**Task details:** Exactly as they appear, output all of the entries.

**Exercise materials:**

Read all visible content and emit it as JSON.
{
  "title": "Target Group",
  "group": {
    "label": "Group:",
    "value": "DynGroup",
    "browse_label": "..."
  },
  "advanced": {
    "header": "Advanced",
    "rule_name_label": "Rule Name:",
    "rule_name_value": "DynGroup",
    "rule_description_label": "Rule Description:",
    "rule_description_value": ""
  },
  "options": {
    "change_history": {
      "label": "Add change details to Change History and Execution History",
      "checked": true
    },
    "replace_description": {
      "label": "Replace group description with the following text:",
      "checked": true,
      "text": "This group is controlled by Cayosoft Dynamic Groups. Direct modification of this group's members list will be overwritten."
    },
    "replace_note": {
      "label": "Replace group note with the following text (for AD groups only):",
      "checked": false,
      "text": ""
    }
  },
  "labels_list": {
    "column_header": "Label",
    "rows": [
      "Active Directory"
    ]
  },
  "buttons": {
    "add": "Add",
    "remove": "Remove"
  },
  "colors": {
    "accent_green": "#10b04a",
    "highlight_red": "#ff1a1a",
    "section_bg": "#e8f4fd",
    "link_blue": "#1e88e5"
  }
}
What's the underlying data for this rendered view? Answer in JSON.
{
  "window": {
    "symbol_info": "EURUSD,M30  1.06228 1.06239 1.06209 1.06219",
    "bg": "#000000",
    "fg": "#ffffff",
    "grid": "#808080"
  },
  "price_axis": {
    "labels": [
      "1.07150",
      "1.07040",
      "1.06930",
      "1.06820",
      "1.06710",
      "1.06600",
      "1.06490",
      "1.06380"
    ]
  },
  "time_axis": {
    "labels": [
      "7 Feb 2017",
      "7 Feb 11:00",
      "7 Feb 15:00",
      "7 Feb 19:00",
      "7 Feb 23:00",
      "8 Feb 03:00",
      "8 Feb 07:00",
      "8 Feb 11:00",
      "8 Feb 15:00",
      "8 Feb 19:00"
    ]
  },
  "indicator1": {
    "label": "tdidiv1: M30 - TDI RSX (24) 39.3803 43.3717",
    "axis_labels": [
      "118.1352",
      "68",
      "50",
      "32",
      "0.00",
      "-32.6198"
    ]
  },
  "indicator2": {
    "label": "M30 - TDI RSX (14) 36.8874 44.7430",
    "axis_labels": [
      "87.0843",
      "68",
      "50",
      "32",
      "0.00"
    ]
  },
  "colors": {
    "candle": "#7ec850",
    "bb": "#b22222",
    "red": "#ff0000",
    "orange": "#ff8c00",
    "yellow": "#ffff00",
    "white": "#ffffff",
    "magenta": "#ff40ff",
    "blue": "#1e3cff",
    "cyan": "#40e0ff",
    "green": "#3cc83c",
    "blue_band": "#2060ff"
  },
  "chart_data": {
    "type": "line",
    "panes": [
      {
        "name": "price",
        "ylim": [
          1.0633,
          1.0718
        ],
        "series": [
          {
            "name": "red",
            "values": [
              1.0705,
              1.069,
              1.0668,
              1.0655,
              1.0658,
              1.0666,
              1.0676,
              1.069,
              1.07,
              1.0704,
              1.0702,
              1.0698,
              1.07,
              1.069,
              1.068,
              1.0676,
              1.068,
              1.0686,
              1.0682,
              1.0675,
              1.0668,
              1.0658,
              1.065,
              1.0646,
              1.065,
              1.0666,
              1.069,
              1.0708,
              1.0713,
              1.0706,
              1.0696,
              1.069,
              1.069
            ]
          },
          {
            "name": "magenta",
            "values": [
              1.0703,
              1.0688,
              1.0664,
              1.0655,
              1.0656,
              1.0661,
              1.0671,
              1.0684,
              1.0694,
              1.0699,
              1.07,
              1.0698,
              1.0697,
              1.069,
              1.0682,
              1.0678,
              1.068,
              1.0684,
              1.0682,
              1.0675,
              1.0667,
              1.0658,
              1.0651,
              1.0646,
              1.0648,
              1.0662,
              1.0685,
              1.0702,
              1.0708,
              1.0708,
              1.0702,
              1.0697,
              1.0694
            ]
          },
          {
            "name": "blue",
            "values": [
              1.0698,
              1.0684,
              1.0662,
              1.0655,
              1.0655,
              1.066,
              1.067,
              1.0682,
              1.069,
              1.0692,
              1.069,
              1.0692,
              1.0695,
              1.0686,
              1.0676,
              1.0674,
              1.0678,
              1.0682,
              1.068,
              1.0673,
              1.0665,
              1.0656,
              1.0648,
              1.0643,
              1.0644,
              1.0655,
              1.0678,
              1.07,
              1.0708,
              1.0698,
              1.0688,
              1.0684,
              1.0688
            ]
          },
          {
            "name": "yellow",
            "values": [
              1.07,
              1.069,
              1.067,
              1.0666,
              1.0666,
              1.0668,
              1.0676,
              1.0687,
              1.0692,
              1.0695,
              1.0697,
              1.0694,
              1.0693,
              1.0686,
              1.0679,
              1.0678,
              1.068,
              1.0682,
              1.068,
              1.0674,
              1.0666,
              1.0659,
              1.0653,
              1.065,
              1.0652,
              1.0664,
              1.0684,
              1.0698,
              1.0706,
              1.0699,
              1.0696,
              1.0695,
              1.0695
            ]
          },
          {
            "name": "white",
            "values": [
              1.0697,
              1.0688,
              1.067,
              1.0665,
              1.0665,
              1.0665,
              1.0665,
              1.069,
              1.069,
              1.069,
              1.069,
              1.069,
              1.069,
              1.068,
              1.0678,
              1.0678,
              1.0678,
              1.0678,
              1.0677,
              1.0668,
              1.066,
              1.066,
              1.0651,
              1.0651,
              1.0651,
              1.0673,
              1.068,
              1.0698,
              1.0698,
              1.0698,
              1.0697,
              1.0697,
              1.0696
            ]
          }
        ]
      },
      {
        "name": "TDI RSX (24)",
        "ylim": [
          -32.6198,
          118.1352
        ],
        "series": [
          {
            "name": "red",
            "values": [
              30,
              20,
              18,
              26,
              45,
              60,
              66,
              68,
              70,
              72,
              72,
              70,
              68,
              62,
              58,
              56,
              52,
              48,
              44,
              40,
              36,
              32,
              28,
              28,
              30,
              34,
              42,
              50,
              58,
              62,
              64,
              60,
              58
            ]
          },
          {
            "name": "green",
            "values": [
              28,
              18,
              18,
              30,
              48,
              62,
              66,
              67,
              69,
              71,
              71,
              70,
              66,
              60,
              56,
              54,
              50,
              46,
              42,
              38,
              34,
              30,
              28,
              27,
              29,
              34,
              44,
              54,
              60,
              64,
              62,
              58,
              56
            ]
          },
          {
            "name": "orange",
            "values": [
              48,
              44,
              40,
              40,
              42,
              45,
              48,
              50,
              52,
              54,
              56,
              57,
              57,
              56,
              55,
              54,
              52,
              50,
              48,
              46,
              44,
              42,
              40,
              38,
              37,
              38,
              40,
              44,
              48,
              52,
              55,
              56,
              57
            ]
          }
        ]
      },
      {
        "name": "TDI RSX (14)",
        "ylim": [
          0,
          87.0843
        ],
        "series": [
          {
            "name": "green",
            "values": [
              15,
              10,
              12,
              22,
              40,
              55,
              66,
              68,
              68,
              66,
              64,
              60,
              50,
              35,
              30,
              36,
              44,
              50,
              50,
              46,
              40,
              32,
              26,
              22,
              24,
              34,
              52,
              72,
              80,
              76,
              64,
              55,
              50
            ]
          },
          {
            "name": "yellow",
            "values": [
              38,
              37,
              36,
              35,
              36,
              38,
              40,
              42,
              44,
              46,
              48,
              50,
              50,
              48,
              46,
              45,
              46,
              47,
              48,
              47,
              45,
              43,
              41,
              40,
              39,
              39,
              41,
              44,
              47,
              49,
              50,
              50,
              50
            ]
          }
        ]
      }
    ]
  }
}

**Reply:**
Read all visible content and emit it as JSON.
{
  "title": "Target Group",
  "group": {
    "label": "Group:",
    "value": "DynGroup",
    "browse_label": "..."
  },
  "advanced": {
    "header": "Advanced",
    "rule_name_label": "Rule Name:",
    "rule_name_value": "DynGroup",
    "rule_description_label": "Rule Description:",
    "rule_description_value": ""
  },
  "options": {
    "change_history": {
      "label": "Add change details to Change History and Execution History",
      "checked": true
    },
    "replace_description": {
      "label": "Replace group description with the following text:",
      "checked": true,
      "text": "This group is controlled by Cayosoft Dynamic Groups. Direct modification of this group's members list will be overwritten."
    },
    "replace_note": {
      "label": "Replace group note with the following text (for AD groups only):",
      "checked": false,
      "text": ""
    }
  },
  "labels_list": {
    "column_header": "Label",
    "rows": [
      "Active Directory"
    ]
  },
  "buttons": {
    "add": "Add",
    "remove": "Remove"
  },
  "colors": {
    "accent_green": "#10b04a",
    "highlight_red": "#ff1a1a",
    "section_bg": "#e8f4fd",
    "link_blue": "#1e88e5"
  }
}
What's the underlying data for this rendered view? Answer in JSON.
{
  "window": {
    "symbol_info": "EURUSD,M30  1.06228 1.06239 1.06209 1.06219",
    "bg": "#000000",
    "fg": "#ffffff",
    "grid": "#808080"
  },
  "price_axis": {
    "labels": [
      "1.07150",
      "1.07040",
      "1.06930",
      "1.06820",
      "1.06710",
      "1.06600",
      "1.06490",
      "1.06380"
    ]
  },
  "time_axis": {
    "labels": [
      "7 Feb 2017",
      "7 Feb 11:00",
      "7 Feb 15:00",
      "7 Feb 19:00",
      "7 Feb 23:00",
      "8 Feb 03:00",
      "8 Feb 07:00",
      "8 Feb 11:00",
      "8 Feb 15:00",
      "8 Feb 19:00"
    ]
  },
  "indicator1": {
    "label": "tdidiv1: M30 - TDI RSX (24) 39.3803 43.3717",
    "axis_labels": [
      "118.1352",
      "68",
      "50",
      "32",
      "0.00",
      "-32.6198"
    ]
  },
  "indicator2": {
    "label": "M30 - TDI RSX (14) 36.8874 44.7430",
    "axis_labels": [
      "87.0843",
      "68",
      "50",
      "32",
      "0.00"
    ]
  },
  "colors": {
    "candle": "#7ec850",
    "bb": "#b22222",
    "red": "#ff0000",
    "orange": "#ff8c00",
    "yellow": "#ffff00",
    "white": "#ffffff",
    "magenta": "#ff40ff",
    "blue": "#1e3cff",
    "cyan": "#40e0ff",
    "green": "#3cc83c",
    "blue_band": "#2060ff"
  },
  "chart_data": {
    "type": "line",
    "panes": [
      {
        "name": "price",
        "ylim": [
          1.0633,
          1.0718
        ],
        "series": [
          {
            "name": "red",
            "values": [
              1.0705,
              1.069,
              1.0668,
              1.0655,
              1.0658,
              1.0666,
              1.0676,
              1.069,
              1.07,
              1.0704,
              1.0702,
              1.0698,
              1.07,
              1.069,
              1.068,
              1.0676,
              1.068,
              1.0686,
              1.0682,
              1.0675,
              1.0668,
              1.0658,
              1.065,
              1.0646,
              1.065,
              1.0666,
              1.069,
              1.0708,
              1.0713,
              1.0706,
              1.0696,
              1.069,
              1.069
            ]
          },
          {
            "name": "magenta",
            "values": [
              1.0703,
              1.0688,
              1.0664,
              1.0655,
              1.0656,
              1.0661,
              1.0671,
              1.0684,
              1.0694,
              1.0699,
              1.07,
              1.0698,
              1.0697,
              1.069,
              1.0682,
              1.0678,
              1.068,
              1.0684,
              1.0682,
              1.0675,
              1.0667,
              1.0658,
              1.0651,
              1.0646,
              1.0648,
              1.0662,
              1.0685,
              1.0702,
              1.0708,
              1.0708,
              1.0702,
              1.0697,
              1.0694
            ]
          },
          {
            "name": "blue",
            "values": [
              1.0698,
              1.0684,
              1.0662,
              1.0655,
              1.0655,
              1.066,
              1.067,
              1.0682,
              1.069,
              1.0692,
              1.069,
              1.0692,
              1.0695,
              1.0686,
              1.0676,
              1.0674,
              1.0678,
              1.0682,
              1.068,
              1.0673,
              1.0665,
              1.0656,
              1.0648,
              1.0643,
              1.0644,
              1.0655,
              1.0678,
              1.07,
              1.0708,
              1.0698,
              1.0688,
              1.0684,
              1.0688
            ]
          },
          {
            "name": "yellow",
            "values": [
              1.07,
              1.069,
              1.067,
              1.0666,
              1.0666,
              1.0668,
              1.0676,
              1.0687,
              1.0692,
              1.0695,
              1.0697,
              1.0694,
              1.0693,
              1.0686,
              1.0679,
              1.0678,
              1.068,
              1.0682,
              1.068,
              1.0674,
              1.0666,
              1.0659,
              1.0653,
              1.065,
              1.0652,
              1.0664,
              1.0684,
              1.0698,
              1.0706,
              1.0699,
              1.0696,
              1.0695,
              1.0695
            ]
          },
          {
            "name": "white",
            "values": [
              1.0697,
              1.0688,
              1.067,
              1.0665,
              1.0665,
              1.0665,
              1.0665,
              1.069,
              1.069,
              1.069,
              1.069,
              1.069,
              1.069,
              1.068,
              1.0678,
              1.0678,
              1.0678,
              1.0678,
              1.0677,
              1.0668,
              1.066,
              1.066,
              1.0651,
              1.0651,
              1.0651,
              1.0673,
              1.068,
              1.0698,
              1.0698,
              1.0698,
              1.0697,
              1.0697,
              1.0696
            ]
          }
        ]
      },
      {
        "name": "TDI RSX (24)",
        "ylim": [
          -32.6198,
          118.1352
        ],
        "series": [
          {
            "name": "red",
            "values": [
              30,
              20,
              18,
              26,
              45,
              60,
              66,
              68,
              70,
              72,
              72,
              70,
              68,
              62,
              58,
              56,
              52,
              48,
              44,
              40,
              36,
              32,
              28,
              28,
              30,
              34,
              42,
              50,
              58,
              62,
              64,
              60,
              58
            ]
          },
          {
            "name": "green",
            "values": [
              28,
              18,
              18,
              30,
              48,
              62,
              66,
              67,
              69,
              71,
              71,
              70,
              66,
              60,
              56,
              54,
              50,
              46,
              42,
              38,
              34,
              30,
              28,
              27,
              29,
              34,
              44,
              54,
              60,
              64,
              62,
              58,
              56
            ]
          },
          {
            "name": "orange",
            "values": [
              48,
              44,
              40,
              40,
              42,
              45,
              48,
              50,
              52,
              54,
              56,
              57,
              57,
              56,
              55,
              54,
              52,
              50,
              48,
              46,
              44,
              42,
              40,
              38,
              37,
              38,
              40,
              44,
              48,
              52,
              55,
              56,
              57
            ]
          }
        ]
      },
      {
        "name": "TDI RSX (14)",
        "ylim": [
          0,
          87.0843
        ],
        "series": [
          {
            "name": "green",
            "values": [
              15,
              10,
              12,
              22,
              40,
              55,
              66,
              68,
              68,
              66,
              64,
              60,
              50,
              35,
              30,
              36,
              44,
              50,
              50,
              46,
              40,
              32,
              26,
              22,
              24,
              34,
              52,
              72,
              80,
              76,
              64,
              55,
              50
            ]
          },
          {
            "name": "yellow",
            "values": [
              38,
              37,
              36,
              35,
              36,
              38,
              40,
              42,
              44,
              46,
              48,
              50,
              50,
              48,
              46,
              45,
              46,
              47,
              48,
              47,
              45,
              43,
              41,
              40,
              39,
              39,
              41,
              44,
              47,
              49,
              50,
              50,
              50
            ]
          }
        ]
      }
    ]
  }
}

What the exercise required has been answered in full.